▶ PAGE TEXT:
BACKGROUND OF THE INVENTION
1. Field of the Invention
The present invention relates in general to a method and apparatus to mitigate trapped pressure in a wellhead and in particular to a compressible pressure limiting device for limiting pressure from a void typically located between two crown plugs in a wellhead tree system.
2. Brief Description of Related Art
A horizontal subsea tree has a production outlet extending generally horizontally, in relation to the wellbore, and a bore that is axially aligned with the wellbore. A tubing hanger lands in the horizontal tree and supports a string of tubing extending into the wellbore. The tubing hanger has a vertical passage and a lateral passage extending from the vertical passage and registering with the production outlet of the tree. In some installations an internal tree cap lands in the tree above the tubing hanger, the tree cap normally having a vertical passage that aligns with the vertical passage in the tubing hanger. As a dual safety barrier, a wireline deployed crown plug is installed in the vertical passage of the tubing hanger and another crown plug is installed in the vertical passage of the tree cap. In other installations, the internal tree cap is omitted. In that case, the vertical passage of the tubing hanger is typically plugged with two crown plugs to meet requirements of having dual safety barriers.
Fluid, such as, for example, completion fluid, may be trapped in the vertical passage between the two plugs. The fluid may be relatively cold when it is trapped because the subsea temperature is relatively cold. During production, the well fluid flowing through portions of the wellhead is at a higher temperature and subsequently heats the subsea wellhead. As the fluid trapped between the crown plugs heats up and is restricted from expanding, the trapped fluid pressure can potentially increase above the working pressure of the crown plugs and, thus, damage the integrity of the crown plugs. It is thus desirable to limit the pressure in the void between the crown plugs, without releasing the fluid trapped between the plugs into the environment.
SUMMARY OF THE INVENTION
A pressure compensating device can be used to mitigate the pressure increase that can occur when fluid tries to thermally expand in a confined space. In one embodiment, the pressure compensator is located in a wellhead assembly that has a cylindrical bore, a first plug located in and sealingly engaging the cylindrical bore and a second plug located in and sealingly engaging the cylindrical bore. The second plug can be spaced axially apart from the first plug, and thus the cylindrical bore, the first plug, and the second plug define a cavity. Trapped fluid can be retained in the cavity. To mitigate the pressure increase, a pressure compensator having a pair of plates (a first plate and a second plate) can be located within the cavity. The pair of plates can define a void between them and a compressible fluid can be located within the void. When the volume of the wellbore fluid in the cavity increases, it can cause the plates to deflect inward, toward each other.

▶ PROBLEMS TO SOLVE:
a - In the text on wellhead trapped pressure, edit the passage that begins at the words "BACKGROUND OF THE" and stops after "wellhead tree system.", putting "sealing plugs" in place of "crown plugs".
b - List every section heading in the text on wellhead trapped pressure.

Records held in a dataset

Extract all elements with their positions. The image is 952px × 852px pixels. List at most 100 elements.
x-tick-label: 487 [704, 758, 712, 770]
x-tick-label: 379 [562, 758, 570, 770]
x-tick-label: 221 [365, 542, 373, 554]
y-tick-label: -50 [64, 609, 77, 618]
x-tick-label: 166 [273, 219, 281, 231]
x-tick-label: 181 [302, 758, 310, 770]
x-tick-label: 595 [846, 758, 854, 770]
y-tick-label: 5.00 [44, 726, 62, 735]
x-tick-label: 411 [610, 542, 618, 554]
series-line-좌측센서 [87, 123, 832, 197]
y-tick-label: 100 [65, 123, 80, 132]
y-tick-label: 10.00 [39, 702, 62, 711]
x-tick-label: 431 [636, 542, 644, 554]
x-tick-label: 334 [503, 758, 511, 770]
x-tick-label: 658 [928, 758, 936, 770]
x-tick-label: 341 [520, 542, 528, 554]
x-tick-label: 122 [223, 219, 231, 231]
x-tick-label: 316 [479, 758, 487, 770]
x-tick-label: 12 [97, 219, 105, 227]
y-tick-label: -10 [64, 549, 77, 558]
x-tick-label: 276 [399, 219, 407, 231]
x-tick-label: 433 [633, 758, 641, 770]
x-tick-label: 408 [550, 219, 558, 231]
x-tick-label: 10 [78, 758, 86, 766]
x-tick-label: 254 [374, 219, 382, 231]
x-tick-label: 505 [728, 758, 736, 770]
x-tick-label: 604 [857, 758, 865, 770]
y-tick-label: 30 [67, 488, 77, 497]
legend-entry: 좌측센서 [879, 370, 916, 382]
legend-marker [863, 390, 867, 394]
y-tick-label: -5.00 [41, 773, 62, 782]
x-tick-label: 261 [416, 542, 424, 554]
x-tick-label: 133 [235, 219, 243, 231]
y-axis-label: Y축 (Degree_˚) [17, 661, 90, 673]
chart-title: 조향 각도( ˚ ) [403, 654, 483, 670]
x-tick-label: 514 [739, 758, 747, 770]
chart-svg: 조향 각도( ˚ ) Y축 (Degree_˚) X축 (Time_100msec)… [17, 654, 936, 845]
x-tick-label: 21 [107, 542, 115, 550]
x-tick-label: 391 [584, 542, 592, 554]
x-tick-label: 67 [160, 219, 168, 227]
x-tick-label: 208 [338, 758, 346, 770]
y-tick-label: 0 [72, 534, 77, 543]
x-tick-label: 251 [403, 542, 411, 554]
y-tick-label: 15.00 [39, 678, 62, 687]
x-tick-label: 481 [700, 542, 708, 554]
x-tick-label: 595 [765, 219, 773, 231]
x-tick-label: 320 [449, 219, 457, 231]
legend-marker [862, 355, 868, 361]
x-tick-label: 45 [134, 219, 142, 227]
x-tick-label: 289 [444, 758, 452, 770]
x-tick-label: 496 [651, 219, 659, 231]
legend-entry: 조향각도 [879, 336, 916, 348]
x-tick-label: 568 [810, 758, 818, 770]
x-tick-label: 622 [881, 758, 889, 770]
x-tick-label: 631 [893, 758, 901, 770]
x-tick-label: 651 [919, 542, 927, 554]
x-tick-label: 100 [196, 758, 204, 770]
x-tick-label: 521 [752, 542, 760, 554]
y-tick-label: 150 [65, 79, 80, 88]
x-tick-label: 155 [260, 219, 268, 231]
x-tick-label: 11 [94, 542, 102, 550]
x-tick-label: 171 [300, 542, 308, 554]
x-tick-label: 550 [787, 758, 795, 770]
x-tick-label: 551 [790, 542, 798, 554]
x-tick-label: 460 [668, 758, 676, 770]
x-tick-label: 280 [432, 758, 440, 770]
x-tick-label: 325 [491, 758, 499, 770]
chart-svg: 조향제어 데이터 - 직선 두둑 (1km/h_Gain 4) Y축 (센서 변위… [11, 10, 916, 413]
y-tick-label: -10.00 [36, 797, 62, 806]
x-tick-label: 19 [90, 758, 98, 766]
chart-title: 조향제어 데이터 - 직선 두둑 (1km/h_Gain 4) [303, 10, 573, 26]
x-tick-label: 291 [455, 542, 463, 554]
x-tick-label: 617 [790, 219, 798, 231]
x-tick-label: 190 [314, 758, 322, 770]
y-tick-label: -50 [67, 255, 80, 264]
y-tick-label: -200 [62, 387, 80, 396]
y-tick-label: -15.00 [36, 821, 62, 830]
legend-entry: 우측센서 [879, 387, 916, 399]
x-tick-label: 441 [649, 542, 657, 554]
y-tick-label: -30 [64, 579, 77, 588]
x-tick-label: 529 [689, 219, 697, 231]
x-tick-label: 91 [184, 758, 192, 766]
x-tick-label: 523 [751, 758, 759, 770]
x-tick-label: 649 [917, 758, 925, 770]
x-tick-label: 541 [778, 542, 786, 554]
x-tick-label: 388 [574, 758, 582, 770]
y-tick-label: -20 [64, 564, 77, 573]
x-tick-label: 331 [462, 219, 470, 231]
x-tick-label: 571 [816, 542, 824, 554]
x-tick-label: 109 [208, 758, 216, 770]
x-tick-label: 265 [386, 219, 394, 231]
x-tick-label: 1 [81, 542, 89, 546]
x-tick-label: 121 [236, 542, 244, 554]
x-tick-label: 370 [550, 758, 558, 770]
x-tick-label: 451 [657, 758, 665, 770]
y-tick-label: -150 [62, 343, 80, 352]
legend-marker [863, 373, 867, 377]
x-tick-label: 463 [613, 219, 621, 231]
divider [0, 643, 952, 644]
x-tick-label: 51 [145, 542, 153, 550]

▶ RESPONSES TO THE TASKS:
a -
BACKGROUND OF THE INVENTION
1. Field of the Invention
The present invention relates in general to a method and apparatus to mitigate trapped pressure in a wellhead and in particular to a compressible pressure limiting device for limiting pressure from a void typically located between two sealing plugs in a wellhead tree system.

b -
BACKGROUND OF THE INVENTION
1. Field of the Invention
2. Brief Description of Related Art
SUMMARY OF THE INVENTION